◆ GOAL:
Would you transcribe all of the data exactly, down to the last character?

- - - - - - -

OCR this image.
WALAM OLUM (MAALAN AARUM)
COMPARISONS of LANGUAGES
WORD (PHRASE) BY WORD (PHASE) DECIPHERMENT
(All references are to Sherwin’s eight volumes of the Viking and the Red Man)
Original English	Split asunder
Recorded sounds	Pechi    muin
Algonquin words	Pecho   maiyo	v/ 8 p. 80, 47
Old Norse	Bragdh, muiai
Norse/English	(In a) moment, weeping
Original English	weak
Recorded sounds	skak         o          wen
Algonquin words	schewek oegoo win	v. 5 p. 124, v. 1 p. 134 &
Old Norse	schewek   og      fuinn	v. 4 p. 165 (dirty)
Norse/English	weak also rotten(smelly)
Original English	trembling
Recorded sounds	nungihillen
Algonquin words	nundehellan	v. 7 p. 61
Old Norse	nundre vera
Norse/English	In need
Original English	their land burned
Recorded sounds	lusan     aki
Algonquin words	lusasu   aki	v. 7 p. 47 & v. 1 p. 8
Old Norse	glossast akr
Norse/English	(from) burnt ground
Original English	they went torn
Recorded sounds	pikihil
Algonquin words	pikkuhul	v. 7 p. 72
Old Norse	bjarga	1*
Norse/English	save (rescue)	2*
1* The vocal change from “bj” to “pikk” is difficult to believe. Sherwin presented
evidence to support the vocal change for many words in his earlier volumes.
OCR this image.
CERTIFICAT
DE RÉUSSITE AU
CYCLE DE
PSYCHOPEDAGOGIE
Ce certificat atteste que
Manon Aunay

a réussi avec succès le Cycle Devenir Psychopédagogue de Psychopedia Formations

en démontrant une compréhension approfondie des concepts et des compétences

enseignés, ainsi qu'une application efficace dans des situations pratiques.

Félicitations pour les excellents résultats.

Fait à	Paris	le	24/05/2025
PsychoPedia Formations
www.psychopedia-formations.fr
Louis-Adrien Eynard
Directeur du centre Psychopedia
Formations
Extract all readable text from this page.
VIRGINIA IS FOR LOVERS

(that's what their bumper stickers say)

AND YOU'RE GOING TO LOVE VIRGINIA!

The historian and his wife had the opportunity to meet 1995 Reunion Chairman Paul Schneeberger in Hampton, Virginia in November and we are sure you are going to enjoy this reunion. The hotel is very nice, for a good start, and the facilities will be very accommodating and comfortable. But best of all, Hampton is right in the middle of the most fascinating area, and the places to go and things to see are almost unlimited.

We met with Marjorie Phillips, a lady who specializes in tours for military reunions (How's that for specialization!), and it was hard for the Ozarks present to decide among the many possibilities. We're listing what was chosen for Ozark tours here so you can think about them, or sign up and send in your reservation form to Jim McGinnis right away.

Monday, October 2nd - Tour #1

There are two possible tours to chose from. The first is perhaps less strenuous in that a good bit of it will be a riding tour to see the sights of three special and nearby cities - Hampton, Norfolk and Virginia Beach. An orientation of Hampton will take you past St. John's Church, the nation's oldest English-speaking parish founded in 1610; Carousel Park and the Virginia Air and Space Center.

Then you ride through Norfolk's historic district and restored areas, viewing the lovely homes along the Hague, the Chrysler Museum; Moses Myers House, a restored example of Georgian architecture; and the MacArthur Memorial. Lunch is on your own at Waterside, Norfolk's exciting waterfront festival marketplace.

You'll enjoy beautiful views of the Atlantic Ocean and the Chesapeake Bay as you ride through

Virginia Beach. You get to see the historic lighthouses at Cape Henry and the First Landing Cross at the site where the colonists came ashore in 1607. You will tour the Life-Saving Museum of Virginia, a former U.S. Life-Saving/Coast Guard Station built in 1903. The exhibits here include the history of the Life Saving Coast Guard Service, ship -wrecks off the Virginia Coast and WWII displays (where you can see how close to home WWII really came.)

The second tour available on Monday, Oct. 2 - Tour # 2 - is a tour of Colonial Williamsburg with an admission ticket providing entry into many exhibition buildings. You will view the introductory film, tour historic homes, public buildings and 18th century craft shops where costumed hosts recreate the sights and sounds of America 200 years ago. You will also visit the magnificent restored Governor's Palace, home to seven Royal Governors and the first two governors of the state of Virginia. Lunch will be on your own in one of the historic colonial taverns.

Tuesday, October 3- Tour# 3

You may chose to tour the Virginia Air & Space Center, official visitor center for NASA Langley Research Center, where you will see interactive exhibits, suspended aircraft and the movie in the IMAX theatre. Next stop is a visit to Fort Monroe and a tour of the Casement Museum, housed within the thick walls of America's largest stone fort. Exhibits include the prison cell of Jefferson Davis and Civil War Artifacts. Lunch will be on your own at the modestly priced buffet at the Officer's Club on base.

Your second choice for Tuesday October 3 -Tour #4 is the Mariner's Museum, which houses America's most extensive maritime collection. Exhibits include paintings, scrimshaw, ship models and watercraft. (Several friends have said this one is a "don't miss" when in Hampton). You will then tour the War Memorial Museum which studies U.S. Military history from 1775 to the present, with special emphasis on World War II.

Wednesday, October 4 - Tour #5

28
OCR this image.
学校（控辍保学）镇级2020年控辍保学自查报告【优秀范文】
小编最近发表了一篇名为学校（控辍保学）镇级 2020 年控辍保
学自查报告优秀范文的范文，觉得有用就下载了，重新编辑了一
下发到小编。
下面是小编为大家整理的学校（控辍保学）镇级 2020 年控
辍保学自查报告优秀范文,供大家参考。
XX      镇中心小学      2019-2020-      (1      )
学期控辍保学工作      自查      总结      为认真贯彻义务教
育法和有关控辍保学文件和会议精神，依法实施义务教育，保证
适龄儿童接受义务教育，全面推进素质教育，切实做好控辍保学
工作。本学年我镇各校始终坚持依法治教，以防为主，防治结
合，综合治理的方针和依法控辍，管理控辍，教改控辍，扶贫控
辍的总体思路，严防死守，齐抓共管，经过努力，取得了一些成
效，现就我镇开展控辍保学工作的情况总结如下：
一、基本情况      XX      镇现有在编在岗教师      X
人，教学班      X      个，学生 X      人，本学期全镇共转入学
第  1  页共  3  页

- - - - - - -

◆ WORKED ANSWER:
OCR this image.
WALAM OLUM (MAALAN AARUM)
COMPARISONS of LANGUAGES
WORD (PHRASE) BY WORD (PHASE) DECIPHERMENT
(All references are to Sherwin’s eight volumes of the Viking and the Red Man)
Original English	Split asunder
Recorded sounds	Pechi    muin
Algonquin words	Pecho   maiyo	v/ 8 p. 80, 47
Old Norse	Bragdh, muiai
Norse/English	(In a) moment, weeping
Original English	weak
Recorded sounds	skak         o          wen
Algonquin words	schewek oegoo win	v. 5 p. 124, v. 1 p. 134 &
Old Norse	schewek   og      fuinn	v. 4 p. 165 (dirty)
Norse/English	weak also rotten(smelly)
Original English	trembling
Recorded sounds	nungihillen
Algonquin words	nundehellan	v. 7 p. 61
Old Norse	nundre vera
Norse/English	In need
Original English	their land burned
Recorded sounds	lusan     aki
Algonquin words	lusasu   aki	v. 7 p. 47 & v. 1 p. 8
Old Norse	glossast akr
Norse/English	(from) burnt ground
Original English	they went torn
Recorded sounds	pikihil
Algonquin words	pikkuhul	v. 7 p. 72
Old Norse	bjarga	1*
Norse/English	save (rescue)	2*
1* The vocal change from “bj” to “pikk” is difficult to believe. Sherwin presented
evidence to support the vocal change for many words in his earlier volumes.
OCR this image.
CERTIFICAT
DE RÉUSSITE AU
CYCLE DE
PSYCHOPEDAGOGIE
Ce certificat atteste que
Manon Aunay

a réussi avec succès le Cycle Devenir Psychopédagogue de Psychopedia Formations

en démontrant une compréhension approfondie des concepts et des compétences

enseignés, ainsi qu'une application efficace dans des situations pratiques.

Félicitations pour les excellents résultats.

Fait à	Paris	le	24/05/2025
PsychoPedia Formations
www.psychopedia-formations.fr
Louis-Adrien Eynard
Directeur du centre Psychopedia
Formations
Extract all readable text from this page.
VIRGINIA IS FOR LOVERS

(that's what their bumper stickers say)

AND YOU'RE GOING TO LOVE VIRGINIA!

The historian and his wife had the opportunity to meet 1995 Reunion Chairman Paul Schneeberger in Hampton, Virginia in November and we are sure you are going to enjoy this reunion. The hotel is very nice, for a good start, and the facilities will be very accommodating and comfortable. But best of all, Hampton is right in the middle of the most fascinating area, and the places to go and things to see are almost unlimited.

We met with Marjorie Phillips, a lady who specializes in tours for military reunions (How's that for specialization!), and it was hard for the Ozarks present to decide among the many possibilities. We're listing what was chosen for Ozark tours here so you can think about them, or sign up and send in your reservation form to Jim McGinnis right away.

Monday, October 2nd - Tour #1

There are two possible tours to chose from. The first is perhaps less strenuous in that a good bit of it will be a riding tour to see the sights of three special and nearby cities - Hampton, Norfolk and Virginia Beach. An orientation of Hampton will take you past St. John's Church, the nation's oldest English-speaking parish founded in 1610; Carousel Park and the Virginia Air and Space Center.

Then you ride through Norfolk's historic district and restored areas, viewing the lovely homes along the Hague, the Chrysler Museum; Moses Myers House, a restored example of Georgian architecture; and the MacArthur Memorial. Lunch is on your own at Waterside, Norfolk's exciting waterfront festival marketplace.

You'll enjoy beautiful views of the Atlantic Ocean and the Chesapeake Bay as you ride through

Virginia Beach. You get to see the historic lighthouses at Cape Henry and the First Landing Cross at the site where the colonists came ashore in 1607. You will tour the Life-Saving Museum of Virginia, a former U.S. Life-Saving/Coast Guard Station built in 1903. The exhibits here include the history of the Life Saving Coast Guard Service, ship -wrecks off the Virginia Coast and WWII displays (where you can see how close to home WWII really came.)

The second tour available on Monday, Oct. 2 - Tour # 2 - is a tour of Colonial Williamsburg with an admission ticket providing entry into many exhibition buildings. You will view the introductory film, tour historic homes, public buildings and 18th century craft shops where costumed hosts recreate the sights and sounds of America 200 years ago. You will also visit the magnificent restored Governor's Palace, home to seven Royal Governors and the first two governors of the state of Virginia. Lunch will be on your own in one of the historic colonial taverns.

Tuesday, October 3- Tour# 3

You may chose to tour the Virginia Air & Space Center, official visitor center for NASA Langley Research Center, where you will see interactive exhibits, suspended aircraft and the movie in the IMAX theatre. Next stop is a visit to Fort Monroe and a tour of the Casement Museum, housed within the thick walls of America's largest stone fort. Exhibits include the prison cell of Jefferson Davis and Civil War Artifacts. Lunch will be on your own at the modestly priced buffet at the Officer's Club on base.

Your second choice for Tuesday October 3 -Tour #4 is the Mariner's Museum, which houses America's most extensive maritime collection. Exhibits include paintings, scrimshaw, ship models and watercraft. (Several friends have said this one is a "don't miss" when in Hampton). You will then tour the War Memorial Museum which studies U.S. Military history from 1775 to the present, with special emphasis on World War II.

Wednesday, October 4 - Tour #5

28
OCR this image.
学校（控辍保学）镇级2020年控辍保学自查报告【优秀范文】
小编最近发表了一篇名为学校（控辍保学）镇级 2020 年控辍保
学自查报告优秀范文的范文，觉得有用就下载了，重新编辑了一
下发到小编。
下面是小编为大家整理的学校（控辍保学）镇级 2020 年控
辍保学自查报告优秀范文,供大家参考。
XX      镇中心小学      2019-2020-      (1      )
学期控辍保学工作      自查      总结      为认真贯彻义务教
育法和有关控辍保学文件和会议精神，依法实施义务教育，保证
适龄儿童接受义务教育，全面推进素质教育，切实做好控辍保学
工作。本学年我镇各校始终坚持依法治教，以防为主，防治结
合，综合治理的方针和依法控辍，管理控辍，教改控辍，扶贫控
辍的总体思路，严防死守，齐抓共管，经过努力，取得了一些成
效，现就我镇开展控辍保学工作的情况总结如下：
一、基本情况      XX      镇现有在编在岗教师      X
人，教学班      X      个，学生 X      人，本学期全镇共转入学
第  1  页共  3  页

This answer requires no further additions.